* **WHAT THE TASK REQUIRES**:
Give only the number of lines in the records that include the string "những".

* **DATA ENTRIES**:
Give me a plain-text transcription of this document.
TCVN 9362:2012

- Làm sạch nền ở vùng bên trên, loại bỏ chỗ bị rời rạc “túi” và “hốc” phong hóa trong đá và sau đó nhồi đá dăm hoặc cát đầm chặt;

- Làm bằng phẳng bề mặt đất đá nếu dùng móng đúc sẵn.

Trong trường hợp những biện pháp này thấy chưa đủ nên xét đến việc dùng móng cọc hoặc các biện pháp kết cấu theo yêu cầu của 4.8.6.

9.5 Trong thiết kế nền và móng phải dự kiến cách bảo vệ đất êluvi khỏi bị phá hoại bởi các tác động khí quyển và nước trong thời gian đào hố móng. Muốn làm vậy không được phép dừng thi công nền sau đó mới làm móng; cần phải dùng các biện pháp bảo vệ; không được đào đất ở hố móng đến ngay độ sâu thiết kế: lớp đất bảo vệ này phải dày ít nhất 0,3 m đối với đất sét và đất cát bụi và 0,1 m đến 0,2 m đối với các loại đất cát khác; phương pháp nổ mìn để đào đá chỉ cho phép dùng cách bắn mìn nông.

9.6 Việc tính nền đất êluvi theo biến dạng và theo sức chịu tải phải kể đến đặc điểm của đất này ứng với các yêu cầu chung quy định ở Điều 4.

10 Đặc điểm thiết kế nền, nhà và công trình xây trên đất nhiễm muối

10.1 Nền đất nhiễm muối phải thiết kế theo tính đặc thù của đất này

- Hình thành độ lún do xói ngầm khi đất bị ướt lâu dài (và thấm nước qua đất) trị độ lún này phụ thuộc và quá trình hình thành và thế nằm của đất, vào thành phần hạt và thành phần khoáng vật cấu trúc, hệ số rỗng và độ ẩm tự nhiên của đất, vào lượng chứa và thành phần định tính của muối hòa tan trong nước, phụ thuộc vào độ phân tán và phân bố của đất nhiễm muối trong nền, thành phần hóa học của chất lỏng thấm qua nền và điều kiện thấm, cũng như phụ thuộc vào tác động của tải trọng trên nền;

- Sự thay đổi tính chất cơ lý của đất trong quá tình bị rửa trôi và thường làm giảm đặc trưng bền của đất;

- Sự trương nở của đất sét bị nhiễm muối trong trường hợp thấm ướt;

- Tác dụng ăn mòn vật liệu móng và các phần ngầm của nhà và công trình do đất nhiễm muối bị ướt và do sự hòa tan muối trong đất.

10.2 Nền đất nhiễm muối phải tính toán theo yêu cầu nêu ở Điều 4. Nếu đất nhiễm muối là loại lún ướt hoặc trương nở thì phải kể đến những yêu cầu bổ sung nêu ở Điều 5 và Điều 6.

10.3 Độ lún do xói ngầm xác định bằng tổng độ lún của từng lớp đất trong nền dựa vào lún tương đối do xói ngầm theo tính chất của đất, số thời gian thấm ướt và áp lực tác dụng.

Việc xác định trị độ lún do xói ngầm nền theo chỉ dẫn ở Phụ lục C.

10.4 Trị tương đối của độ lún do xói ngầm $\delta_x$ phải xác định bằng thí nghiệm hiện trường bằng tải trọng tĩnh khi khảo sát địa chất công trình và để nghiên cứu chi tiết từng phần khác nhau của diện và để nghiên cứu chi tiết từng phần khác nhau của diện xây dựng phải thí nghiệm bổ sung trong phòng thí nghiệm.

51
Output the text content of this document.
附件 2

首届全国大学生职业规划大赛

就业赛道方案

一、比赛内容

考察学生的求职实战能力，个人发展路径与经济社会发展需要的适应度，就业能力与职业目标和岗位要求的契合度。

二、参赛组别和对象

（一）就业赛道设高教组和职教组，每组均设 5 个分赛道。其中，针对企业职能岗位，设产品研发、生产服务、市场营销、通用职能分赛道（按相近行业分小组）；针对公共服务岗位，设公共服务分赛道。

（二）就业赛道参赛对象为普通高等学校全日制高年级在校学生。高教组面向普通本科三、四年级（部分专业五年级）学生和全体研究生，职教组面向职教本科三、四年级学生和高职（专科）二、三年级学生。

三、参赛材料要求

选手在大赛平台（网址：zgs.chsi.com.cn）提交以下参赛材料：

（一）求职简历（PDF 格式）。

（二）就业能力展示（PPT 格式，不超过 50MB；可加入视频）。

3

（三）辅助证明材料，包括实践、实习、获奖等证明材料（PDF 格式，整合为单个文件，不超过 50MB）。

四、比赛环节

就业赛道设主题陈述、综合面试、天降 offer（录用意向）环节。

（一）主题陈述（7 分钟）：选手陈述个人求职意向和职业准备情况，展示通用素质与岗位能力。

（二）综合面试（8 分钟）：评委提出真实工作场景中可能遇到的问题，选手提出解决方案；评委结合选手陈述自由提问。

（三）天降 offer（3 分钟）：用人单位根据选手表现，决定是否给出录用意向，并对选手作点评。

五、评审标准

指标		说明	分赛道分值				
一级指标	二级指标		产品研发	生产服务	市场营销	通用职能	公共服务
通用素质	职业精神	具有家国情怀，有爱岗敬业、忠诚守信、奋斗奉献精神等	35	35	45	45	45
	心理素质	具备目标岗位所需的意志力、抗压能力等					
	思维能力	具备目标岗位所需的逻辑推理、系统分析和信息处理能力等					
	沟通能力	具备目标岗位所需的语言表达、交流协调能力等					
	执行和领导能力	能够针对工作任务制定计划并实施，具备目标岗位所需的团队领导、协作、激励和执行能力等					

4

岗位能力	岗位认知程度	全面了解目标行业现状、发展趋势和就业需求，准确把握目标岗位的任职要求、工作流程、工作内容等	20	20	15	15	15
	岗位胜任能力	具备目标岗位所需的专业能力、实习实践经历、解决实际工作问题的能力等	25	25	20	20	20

* **TASK RESULT**:
2